● **Éléments enregistrés du jeu de données**
---*---

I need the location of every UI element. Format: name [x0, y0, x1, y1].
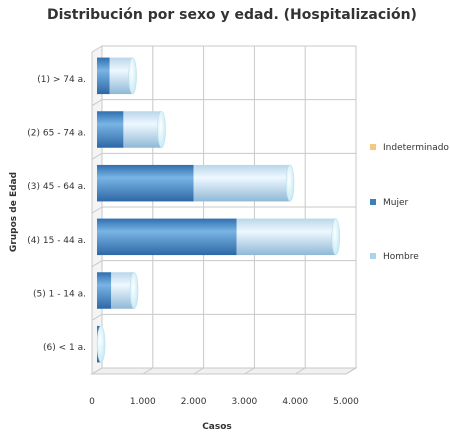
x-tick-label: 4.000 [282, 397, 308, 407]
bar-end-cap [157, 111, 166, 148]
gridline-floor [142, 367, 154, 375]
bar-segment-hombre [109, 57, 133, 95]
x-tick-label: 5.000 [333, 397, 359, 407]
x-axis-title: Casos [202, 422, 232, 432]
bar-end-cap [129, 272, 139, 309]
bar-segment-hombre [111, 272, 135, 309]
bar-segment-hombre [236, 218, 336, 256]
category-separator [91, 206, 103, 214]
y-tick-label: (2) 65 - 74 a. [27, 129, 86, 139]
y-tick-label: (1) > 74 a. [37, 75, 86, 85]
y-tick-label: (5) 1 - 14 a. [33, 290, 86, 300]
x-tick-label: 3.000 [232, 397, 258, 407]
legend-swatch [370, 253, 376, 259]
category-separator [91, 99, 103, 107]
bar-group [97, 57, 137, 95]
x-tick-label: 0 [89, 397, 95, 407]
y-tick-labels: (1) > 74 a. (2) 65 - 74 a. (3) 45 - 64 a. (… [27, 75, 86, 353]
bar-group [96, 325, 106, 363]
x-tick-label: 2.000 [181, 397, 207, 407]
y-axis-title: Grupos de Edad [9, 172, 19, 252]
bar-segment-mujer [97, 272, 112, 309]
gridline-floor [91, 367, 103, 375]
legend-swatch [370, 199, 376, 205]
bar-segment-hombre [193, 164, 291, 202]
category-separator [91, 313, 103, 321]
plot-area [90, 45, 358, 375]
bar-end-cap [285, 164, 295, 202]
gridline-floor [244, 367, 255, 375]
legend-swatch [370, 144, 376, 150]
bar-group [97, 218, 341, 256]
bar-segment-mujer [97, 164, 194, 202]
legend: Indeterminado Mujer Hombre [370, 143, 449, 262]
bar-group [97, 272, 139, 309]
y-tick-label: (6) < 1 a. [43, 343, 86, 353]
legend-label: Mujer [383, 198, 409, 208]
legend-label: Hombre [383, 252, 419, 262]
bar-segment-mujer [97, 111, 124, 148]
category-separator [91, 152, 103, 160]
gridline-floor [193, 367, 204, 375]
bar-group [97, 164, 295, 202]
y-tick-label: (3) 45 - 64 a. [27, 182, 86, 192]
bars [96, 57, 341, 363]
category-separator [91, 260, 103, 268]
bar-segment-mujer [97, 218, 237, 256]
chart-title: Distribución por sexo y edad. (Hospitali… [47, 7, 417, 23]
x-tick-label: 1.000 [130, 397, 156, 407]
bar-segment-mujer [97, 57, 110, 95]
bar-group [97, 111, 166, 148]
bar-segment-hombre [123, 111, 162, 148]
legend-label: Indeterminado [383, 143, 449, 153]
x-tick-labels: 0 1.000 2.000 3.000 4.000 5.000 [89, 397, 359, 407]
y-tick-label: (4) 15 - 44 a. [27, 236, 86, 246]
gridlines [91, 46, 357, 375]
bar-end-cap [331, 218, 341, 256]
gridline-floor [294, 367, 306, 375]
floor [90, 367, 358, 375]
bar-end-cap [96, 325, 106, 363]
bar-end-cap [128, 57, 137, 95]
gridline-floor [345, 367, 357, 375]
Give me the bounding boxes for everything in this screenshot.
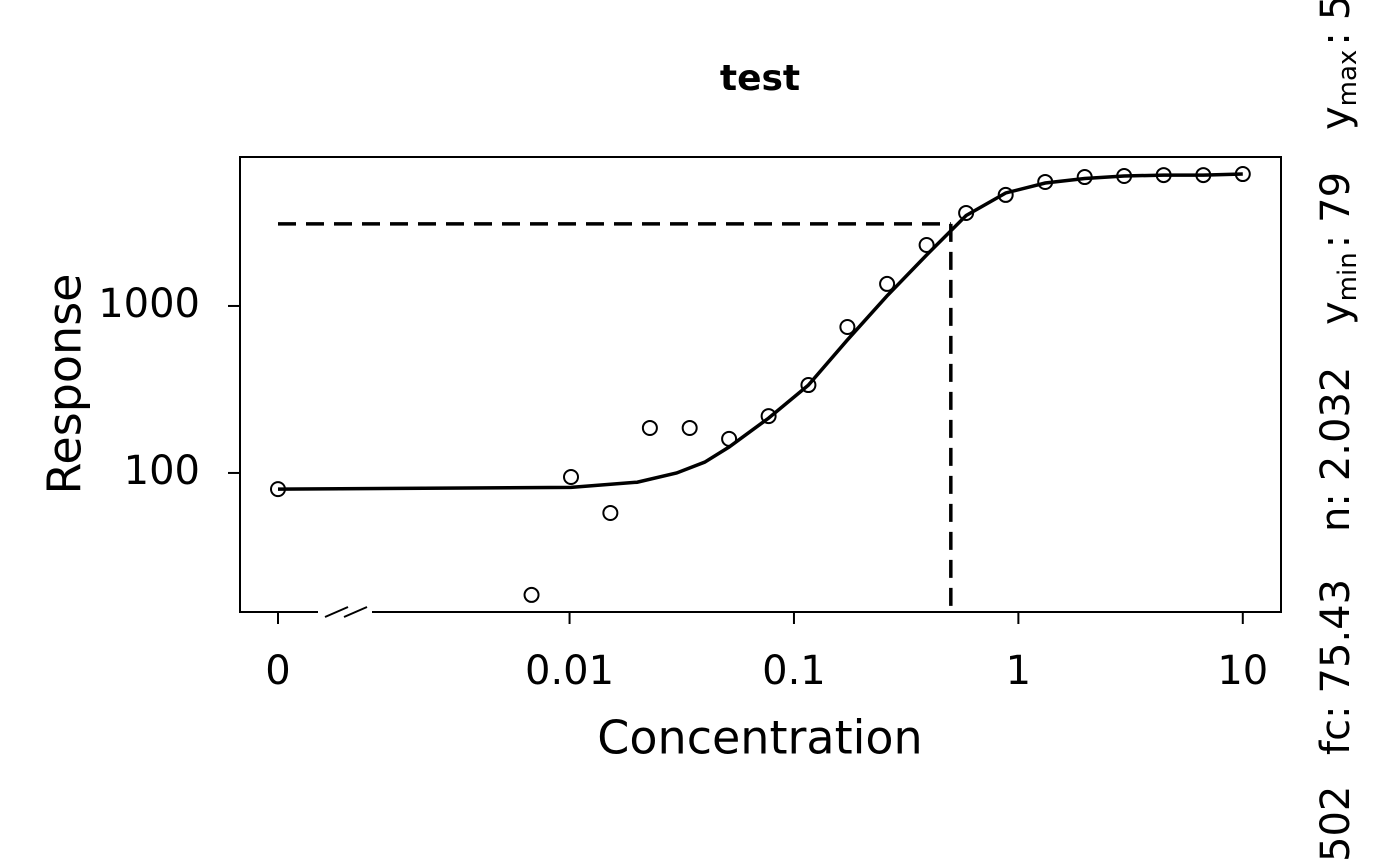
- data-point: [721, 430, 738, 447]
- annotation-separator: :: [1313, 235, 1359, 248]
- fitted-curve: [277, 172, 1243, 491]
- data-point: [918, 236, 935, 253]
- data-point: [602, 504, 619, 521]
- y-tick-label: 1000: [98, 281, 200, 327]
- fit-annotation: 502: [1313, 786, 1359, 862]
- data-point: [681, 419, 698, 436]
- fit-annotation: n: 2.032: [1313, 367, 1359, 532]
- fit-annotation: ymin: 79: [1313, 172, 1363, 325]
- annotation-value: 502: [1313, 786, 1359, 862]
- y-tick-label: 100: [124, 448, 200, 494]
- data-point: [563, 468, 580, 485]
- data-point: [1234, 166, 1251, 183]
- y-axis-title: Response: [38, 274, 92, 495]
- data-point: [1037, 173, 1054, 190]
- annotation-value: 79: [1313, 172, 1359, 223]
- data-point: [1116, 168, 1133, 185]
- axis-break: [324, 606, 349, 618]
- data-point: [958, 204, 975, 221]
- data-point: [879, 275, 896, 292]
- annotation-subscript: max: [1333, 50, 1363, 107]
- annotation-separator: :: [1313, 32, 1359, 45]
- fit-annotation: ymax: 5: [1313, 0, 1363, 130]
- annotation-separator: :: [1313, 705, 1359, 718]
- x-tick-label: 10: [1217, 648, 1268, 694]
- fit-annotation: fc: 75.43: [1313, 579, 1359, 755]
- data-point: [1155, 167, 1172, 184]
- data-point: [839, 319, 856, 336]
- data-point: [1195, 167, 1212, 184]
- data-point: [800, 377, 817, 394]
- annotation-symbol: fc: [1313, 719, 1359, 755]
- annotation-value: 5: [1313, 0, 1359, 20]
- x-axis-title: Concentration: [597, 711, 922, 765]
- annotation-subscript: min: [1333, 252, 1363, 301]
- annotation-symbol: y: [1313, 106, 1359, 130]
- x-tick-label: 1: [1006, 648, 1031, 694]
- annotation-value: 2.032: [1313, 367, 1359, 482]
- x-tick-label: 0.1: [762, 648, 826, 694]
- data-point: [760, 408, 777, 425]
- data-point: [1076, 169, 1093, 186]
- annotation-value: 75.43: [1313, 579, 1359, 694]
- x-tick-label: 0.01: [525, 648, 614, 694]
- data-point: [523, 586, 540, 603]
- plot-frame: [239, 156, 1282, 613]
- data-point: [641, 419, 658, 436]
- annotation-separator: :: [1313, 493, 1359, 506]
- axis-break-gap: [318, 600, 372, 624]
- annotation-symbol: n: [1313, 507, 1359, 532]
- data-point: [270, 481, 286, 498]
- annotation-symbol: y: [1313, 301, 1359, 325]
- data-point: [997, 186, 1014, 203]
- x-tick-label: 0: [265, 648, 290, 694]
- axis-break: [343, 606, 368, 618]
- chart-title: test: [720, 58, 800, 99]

---*---

● **TA CONSIGNE**
Peux-tu extraire telles quelles les lignes ci-dessus, en commençant à celle qui contient "x-tick-label: 4.000 [282, 397, 308, 407]" et en t'arrêtant après celle qui contient "y-tick-label: (5) 1" ?

● **RÉSULTAT CI-DESSOUS**
x-tick-label: 4.000 [282, 397, 308, 407]
bar-end-cap [157, 111, 166, 148]
gridline-floor [142, 367, 154, 375]
bar-segment-hombre [109, 57, 133, 95]
x-tick-label: 5.000 [333, 397, 359, 407]
x-axis-title: Casos [202, 422, 232, 432]
bar-end-cap [129, 272, 139, 309]
bar-segment-hombre [111, 272, 135, 309]
bar-segment-hombre [236, 218, 336, 256]
category-separator [91, 206, 103, 214]
y-tick-label: (2) 65 - 74 a. [27, 129, 86, 139]
y-tick-label: (1) > 74 a. [37, 75, 86, 85]
y-tick-label: (5) 1 - 14 a. [33, 290, 86, 300]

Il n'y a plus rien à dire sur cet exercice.